_Working data:_
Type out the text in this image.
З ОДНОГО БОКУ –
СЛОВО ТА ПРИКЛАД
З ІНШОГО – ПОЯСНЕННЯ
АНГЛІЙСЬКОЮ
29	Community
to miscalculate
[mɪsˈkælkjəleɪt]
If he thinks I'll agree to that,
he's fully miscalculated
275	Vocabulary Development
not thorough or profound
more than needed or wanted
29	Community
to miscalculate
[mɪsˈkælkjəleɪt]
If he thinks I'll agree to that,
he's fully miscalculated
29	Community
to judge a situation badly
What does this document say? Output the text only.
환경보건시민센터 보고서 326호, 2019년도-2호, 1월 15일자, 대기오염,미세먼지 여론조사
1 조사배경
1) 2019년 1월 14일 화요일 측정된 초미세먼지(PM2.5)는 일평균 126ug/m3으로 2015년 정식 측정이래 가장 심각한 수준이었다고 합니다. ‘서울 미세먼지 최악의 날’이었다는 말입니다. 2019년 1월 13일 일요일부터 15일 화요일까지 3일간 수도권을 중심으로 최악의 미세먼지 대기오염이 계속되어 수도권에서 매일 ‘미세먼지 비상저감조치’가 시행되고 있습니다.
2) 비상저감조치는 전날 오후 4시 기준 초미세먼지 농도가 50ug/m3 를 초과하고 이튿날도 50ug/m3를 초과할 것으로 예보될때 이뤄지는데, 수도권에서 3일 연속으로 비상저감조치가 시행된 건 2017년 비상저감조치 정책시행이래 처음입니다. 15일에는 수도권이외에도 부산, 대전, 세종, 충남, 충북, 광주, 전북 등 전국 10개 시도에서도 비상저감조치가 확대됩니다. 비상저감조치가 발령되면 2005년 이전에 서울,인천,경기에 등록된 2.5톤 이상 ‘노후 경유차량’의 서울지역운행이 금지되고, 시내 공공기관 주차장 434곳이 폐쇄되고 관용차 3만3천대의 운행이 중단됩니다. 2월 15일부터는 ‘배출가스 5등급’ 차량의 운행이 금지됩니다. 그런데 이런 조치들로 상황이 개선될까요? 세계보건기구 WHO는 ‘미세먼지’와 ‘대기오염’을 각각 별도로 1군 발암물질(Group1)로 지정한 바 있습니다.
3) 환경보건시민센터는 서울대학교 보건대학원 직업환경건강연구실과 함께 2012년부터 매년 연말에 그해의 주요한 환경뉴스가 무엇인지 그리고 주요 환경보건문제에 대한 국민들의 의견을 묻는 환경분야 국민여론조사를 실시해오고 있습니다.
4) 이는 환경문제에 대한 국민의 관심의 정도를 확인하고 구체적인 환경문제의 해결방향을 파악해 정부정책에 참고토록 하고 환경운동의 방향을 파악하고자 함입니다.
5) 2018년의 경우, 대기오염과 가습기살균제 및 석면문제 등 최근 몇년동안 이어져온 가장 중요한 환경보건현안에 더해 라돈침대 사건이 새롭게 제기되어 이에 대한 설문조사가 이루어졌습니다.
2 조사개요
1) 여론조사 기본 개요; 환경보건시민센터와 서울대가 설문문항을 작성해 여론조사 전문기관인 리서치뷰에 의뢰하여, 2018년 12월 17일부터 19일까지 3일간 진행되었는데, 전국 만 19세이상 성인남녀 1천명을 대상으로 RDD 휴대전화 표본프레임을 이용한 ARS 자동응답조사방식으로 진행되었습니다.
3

_Stated exercise:_
Your task is to reproduce all of the records exactly.

_Reply:_
Type out the text in this image.
З ОДНОГО БОКУ –
СЛОВО ТА ПРИКЛАД
З ІНШОГО – ПОЯСНЕННЯ
АНГЛІЙСЬКОЮ
29	Community
to miscalculate
[mɪsˈkælkjəleɪt]
If he thinks I'll agree to that,
he's fully miscalculated
275	Vocabulary Development
not thorough or profound
more than needed or wanted
29	Community
to miscalculate
[mɪsˈkælkjəleɪt]
If he thinks I'll agree to that,
he's fully miscalculated
29	Community
to judge a situation badly
What does this document say? Output the text only.
환경보건시민센터 보고서 326호, 2019년도-2호, 1월 15일자, 대기오염,미세먼지 여론조사
1 조사배경
1) 2019년 1월 14일 화요일 측정된 초미세먼지(PM2.5)는 일평균 126ug/m3으로 2015년 정식 측정이래 가장 심각한 수준이었다고 합니다. ‘서울 미세먼지 최악의 날’이었다는 말입니다. 2019년 1월 13일 일요일부터 15일 화요일까지 3일간 수도권을 중심으로 최악의 미세먼지 대기오염이 계속되어 수도권에서 매일 ‘미세먼지 비상저감조치’가 시행되고 있습니다.
2) 비상저감조치는 전날 오후 4시 기준 초미세먼지 농도가 50ug/m3 를 초과하고 이튿날도 50ug/m3를 초과할 것으로 예보될때 이뤄지는데, 수도권에서 3일 연속으로 비상저감조치가 시행된 건 2017년 비상저감조치 정책시행이래 처음입니다. 15일에는 수도권이외에도 부산, 대전, 세종, 충남, 충북, 광주, 전북 등 전국 10개 시도에서도 비상저감조치가 확대됩니다. 비상저감조치가 발령되면 2005년 이전에 서울,인천,경기에 등록된 2.5톤 이상 ‘노후 경유차량’의 서울지역운행이 금지되고, 시내 공공기관 주차장 434곳이 폐쇄되고 관용차 3만3천대의 운행이 중단됩니다. 2월 15일부터는 ‘배출가스 5등급’ 차량의 운행이 금지됩니다. 그런데 이런 조치들로 상황이 개선될까요? 세계보건기구 WHO는 ‘미세먼지’와 ‘대기오염’을 각각 별도로 1군 발암물질(Group1)로 지정한 바 있습니다.
3) 환경보건시민센터는 서울대학교 보건대학원 직업환경건강연구실과 함께 2012년부터 매년 연말에 그해의 주요한 환경뉴스가 무엇인지 그리고 주요 환경보건문제에 대한 국민들의 의견을 묻는 환경분야 국민여론조사를 실시해오고 있습니다.
4) 이는 환경문제에 대한 국민의 관심의 정도를 확인하고 구체적인 환경문제의 해결방향을 파악해 정부정책에 참고토록 하고 환경운동의 방향을 파악하고자 함입니다.
5) 2018년의 경우, 대기오염과 가습기살균제 및 석면문제 등 최근 몇년동안 이어져온 가장 중요한 환경보건현안에 더해 라돈침대 사건이 새롭게 제기되어 이에 대한 설문조사가 이루어졌습니다.
2 조사개요
1) 여론조사 기본 개요; 환경보건시민센터와 서울대가 설문문항을 작성해 여론조사 전문기관인 리서치뷰에 의뢰하여, 2018년 12월 17일부터 19일까지 3일간 진행되었는데, 전국 만 19세이상 성인남녀 1천명을 대상으로 RDD 휴대전화 표본프레임을 이용한 ARS 자동응답조사방식으로 진행되었습니다.
3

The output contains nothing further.